◆ What to do:
Read the records below and copy each line that contains "color".

════════════════

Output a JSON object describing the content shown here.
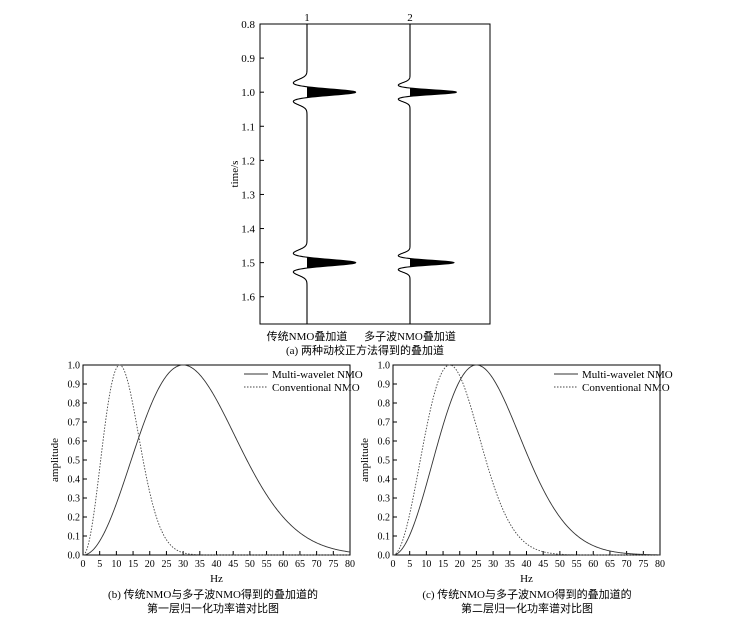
{
  "chart_data": [
    {
      "id": "a",
      "type": "line",
      "panel_type": "seismic-trace",
      "caption": "(a) 两种动校正方法得到的叠加道",
      "ylabel": "time/s",
      "ylim": [
        0.8,
        1.68
      ],
      "y_reversed": true,
      "y_ticks": [
        0.8,
        0.9,
        1.0,
        1.1,
        1.2,
        1.3,
        1.4,
        1.5,
        1.6
      ],
      "y_tick_labels": [
        "0.8",
        "0.9",
        "1.0",
        "1.1",
        "1.2",
        "1.3",
        "1.4",
        "1.5",
        "1.6"
      ],
      "traces": [
        {
          "number": "1",
          "name": "传统NMO叠加道",
          "events": [
            {
              "t": 1.0,
              "peak": 1.0,
              "half_width": 0.012,
              "side_lobe": 0.28
            },
            {
              "t": 1.5,
              "peak": 1.0,
              "half_width": 0.012,
              "side_lobe": 0.28
            }
          ]
        },
        {
          "number": "2",
          "name": "多子波NMO叠加道",
          "events": [
            {
              "t": 1.0,
              "peak": 0.95,
              "half_width": 0.009,
              "side_lobe": 0.24
            },
            {
              "t": 1.5,
              "peak": 0.9,
              "half_width": 0.009,
              "side_lobe": 0.24
            }
          ]
        }
      ]
    },
    {
      "id": "b",
      "type": "line",
      "caption": [
        "(b) 传统NMO与多子波NMO得到的叠加道的",
        "第一层归一化功率谱对比图"
      ],
      "xlabel": "Hz",
      "ylabel": "amplitude",
      "xlim": [
        0,
        80
      ],
      "ylim": [
        0,
        1.0
      ],
      "x_ticks": [
        0,
        5,
        10,
        15,
        20,
        25,
        30,
        35,
        40,
        45,
        50,
        55,
        60,
        65,
        70,
        75,
        80
      ],
      "x_tick_labels": [
        "0",
        "5",
        "10",
        "15",
        "20",
        "25",
        "30",
        "35",
        "40",
        "45",
        "50",
        "55",
        "60",
        "65",
        "70",
        "75",
        "80"
      ],
      "y_ticks": [
        0,
        0.1,
        0.2,
        0.3,
        0.4,
        0.5,
        0.6,
        0.7,
        0.8,
        0.9,
        1.0
      ],
      "y_tick_labels": [
        "0.0",
        "0.1",
        "0.2",
        "0.3",
        "0.4",
        "0.5",
        "0.6",
        "0.7",
        "0.8",
        "0.9",
        "1.0"
      ],
      "legend_position": "top-right",
      "series": [
        {
          "name": "Multi-wavelet NMO",
          "style": "solid",
          "peak_hz": 30,
          "x": [
            0,
            5,
            10,
            15,
            20,
            25,
            30,
            35,
            40,
            45,
            50,
            55,
            60,
            65,
            70,
            75,
            80
          ],
          "values": [
            0,
            0.06,
            0.23,
            0.49,
            0.76,
            0.94,
            1.0,
            0.95,
            0.82,
            0.64,
            0.46,
            0.3,
            0.18,
            0.1,
            0.05,
            0.03,
            0.01
          ]
        },
        {
          "name": "Conventional NMO",
          "style": "dotted",
          "peak_hz": 11,
          "x": [
            0,
            5,
            10,
            15,
            20,
            25,
            30,
            35,
            40,
            45,
            50,
            55,
            60,
            65,
            70,
            75,
            80
          ],
          "values": [
            0,
            0.42,
            0.98,
            0.91,
            0.71,
            0.51,
            0.34,
            0.21,
            0.12,
            0.07,
            0.04,
            0.02,
            0.01,
            0.005,
            0,
            0,
            0
          ]
        }
      ]
    },
    {
      "id": "c",
      "type": "line",
      "caption": [
        "(c) 传统NMO与多子波NMO得到的叠加道的",
        "第二层归一化功率谱对比图"
      ],
      "xlabel": "Hz",
      "ylabel": "amplitude",
      "xlim": [
        0,
        80
      ],
      "ylim": [
        0,
        1.0
      ],
      "x_ticks": [
        0,
        5,
        10,
        15,
        20,
        25,
        30,
        35,
        40,
        45,
        50,
        55,
        60,
        65,
        70,
        75,
        80
      ],
      "x_tick_labels": [
        "0",
        "5",
        "10",
        "15",
        "20",
        "25",
        "30",
        "35",
        "40",
        "45",
        "50",
        "55",
        "60",
        "65",
        "70",
        "75",
        "80"
      ],
      "y_ticks": [
        0,
        0.1,
        0.2,
        0.3,
        0.4,
        0.5,
        0.6,
        0.7,
        0.8,
        0.9,
        1.0
      ],
      "y_tick_labels": [
        "0.0",
        "0.1",
        "0.2",
        "0.3",
        "0.4",
        "0.5",
        "0.6",
        "0.7",
        "0.8",
        "0.9",
        "1.0"
      ],
      "legend_position": "top-right",
      "series": [
        {
          "name": "Multi-wavelet NMO",
          "style": "solid",
          "peak_hz": 25,
          "x": [
            0,
            5,
            10,
            15,
            20,
            25,
            30,
            35,
            40,
            45,
            50,
            55,
            60,
            65,
            70,
            75,
            80
          ],
          "values": [
            0,
            0.08,
            0.33,
            0.67,
            0.92,
            1.0,
            0.91,
            0.72,
            0.5,
            0.31,
            0.17,
            0.08,
            0.03,
            0.01,
            0,
            0,
            0
          ]
        },
        {
          "name": "Conventional NMO",
          "style": "dotted",
          "peak_hz": 17,
          "x": [
            0,
            5,
            10,
            15,
            20,
            25,
            30,
            35,
            40,
            45,
            50,
            55,
            60,
            65,
            70,
            75,
            80
          ],
          "values": [
            0,
            0.23,
            0.71,
            0.99,
            0.93,
            0.71,
            0.46,
            0.26,
            0.13,
            0.06,
            0.02,
            0.01,
            0,
            0,
            0,
            0,
            0
          ]
        }
      ]
    }
  ]
}
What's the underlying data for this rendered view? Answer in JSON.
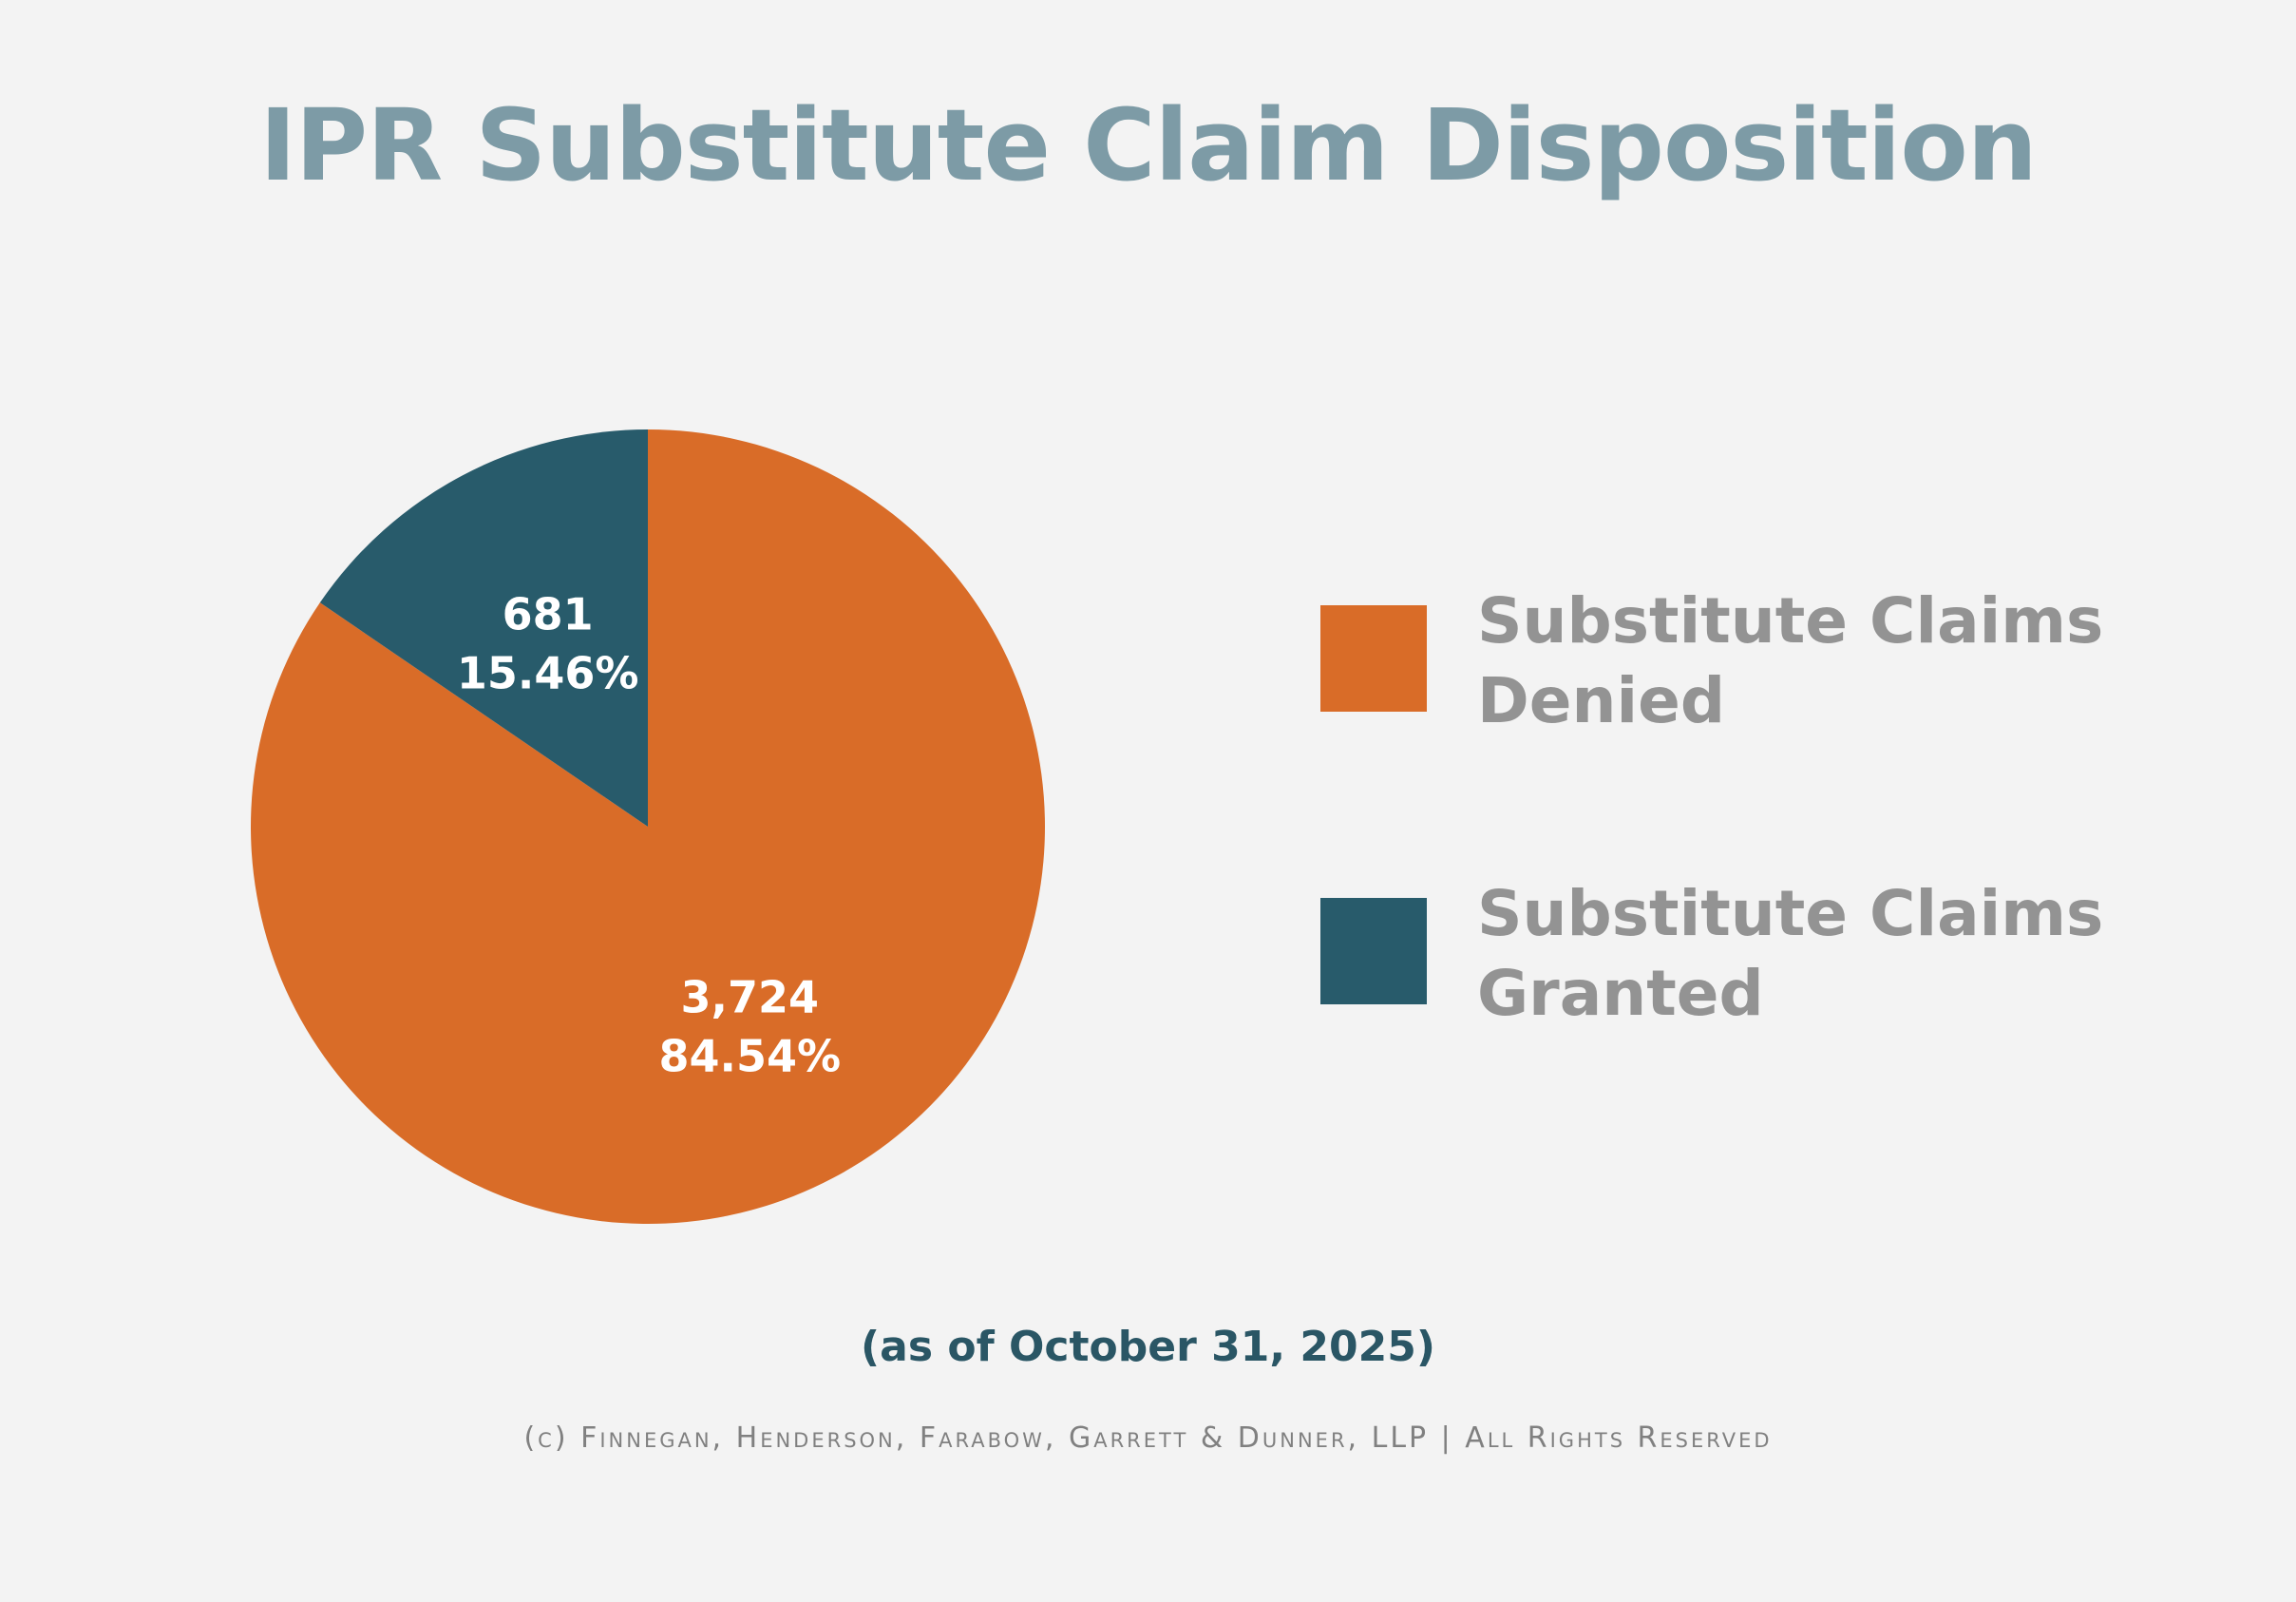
{
  "chart_data": {
    "type": "pie",
    "title": "IPR Substitute Claim Disposition",
    "slices": [
      {
        "name": "Substitute Claims Denied",
        "value": 3724,
        "value_label": "3,724",
        "percent_label": "84.54%",
        "color": "#d96c28"
      },
      {
        "name": "Substitute Claims Granted",
        "value": 681,
        "value_label": "681",
        "percent_label": "15.46%",
        "color": "#285b6b"
      }
    ],
    "legend": {
      "placement": "right",
      "items": [
        {
          "line1": "Substitute Claims",
          "line2": "Denied",
          "color": "#d96c28"
        },
        {
          "line1": "Substitute Claims",
          "line2": "Granted",
          "color": "#285b6b"
        }
      ]
    }
  },
  "footer": {
    "note": "(as of October 31, 2025)",
    "copyright": "(c) Finnegan, Henderson, Farabow, Garrett & Dunner, LLP | All Rights Reserved"
  }
}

════════════════

◆ Output:
        "color": "#d96c28"
        "color": "#285b6b"
          "color": "#d96c28"
          "color": "#285b6b"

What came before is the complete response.